To do
Search the records for the word "RENOVADA" and report each line that has it.
======== Information supplied
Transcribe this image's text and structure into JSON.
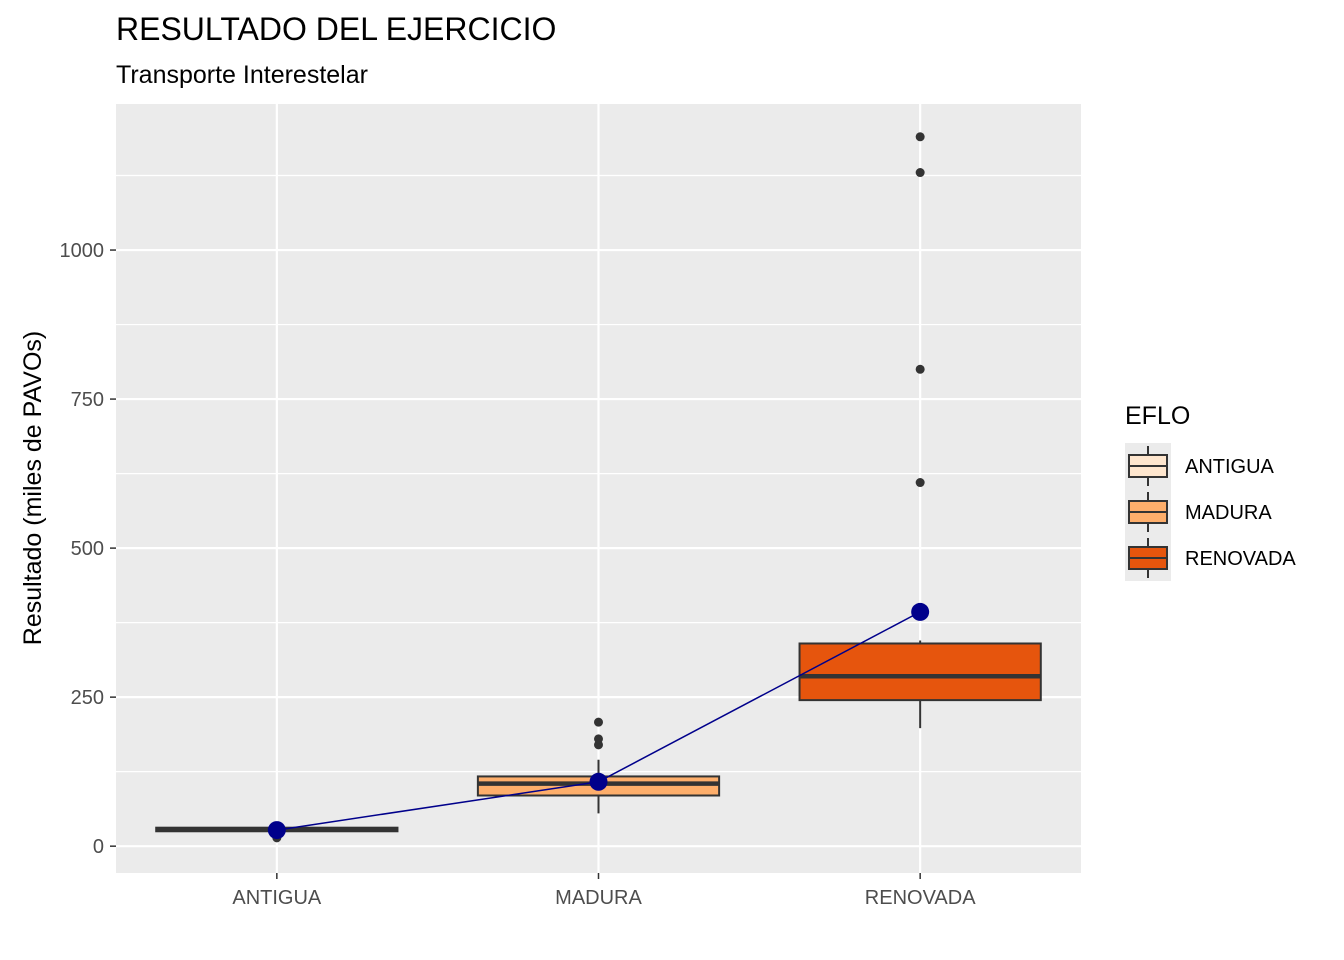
{
  "chart_data": {
    "type": "boxplot",
    "title": "RESULTADO DEL EJERCICIO",
    "subtitle": "Transporte Interestelar",
    "xlabel": "",
    "ylabel": "Resultado (miles de PAVOs)",
    "ylim": [
      -45,
      1245
    ],
    "yticks": [
      0,
      250,
      500,
      750,
      1000
    ],
    "ytick_labels": [
      "0",
      "250",
      "500",
      "750",
      "1000"
    ],
    "grid": true,
    "categories": [
      "ANTIGUA",
      "MADURA",
      "RENOVADA"
    ],
    "boxes": [
      {
        "category": "ANTIGUA",
        "q1": 25,
        "median": 28,
        "q3": 31,
        "whisker_low": 22,
        "whisker_high": 33,
        "outliers": [
          14,
          18,
          33
        ],
        "fill": "#fee6ce"
      },
      {
        "category": "MADURA",
        "q1": 85,
        "median": 105,
        "q3": 117,
        "whisker_low": 55,
        "whisker_high": 145,
        "outliers": [
          170,
          180,
          208
        ],
        "fill": "#fdae6b"
      },
      {
        "category": "RENOVADA",
        "q1": 245,
        "median": 285,
        "q3": 340,
        "whisker_low": 198,
        "whisker_high": 345,
        "outliers": [
          610,
          800,
          1130,
          1190
        ],
        "fill": "#e6550d"
      }
    ],
    "mean_line": {
      "values": [
        27,
        108,
        393
      ],
      "color": "#00008b"
    },
    "legend": {
      "title": "EFLO",
      "position": "right",
      "entries": [
        {
          "label": "ANTIGUA",
          "color": "#fee6ce"
        },
        {
          "label": "MADURA",
          "color": "#fdae6b"
        },
        {
          "label": "RENOVADA",
          "color": "#e6550d"
        }
      ]
    },
    "colors": {
      "panel_background": "#ebebeb",
      "grid": "#ffffff",
      "box_outline": "#333333",
      "outlier": "#333333"
    }
  }
}
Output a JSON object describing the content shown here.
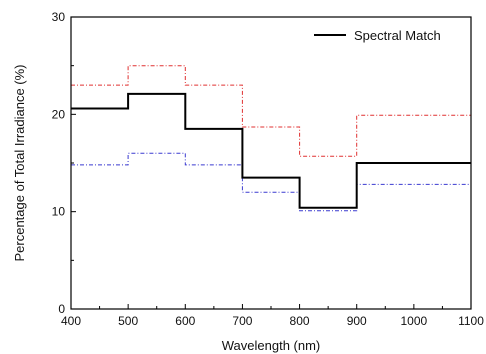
================
Answer to the task
      "RENOVADA"
        "category": "RENOVADA",
          "label": "RENOVADA",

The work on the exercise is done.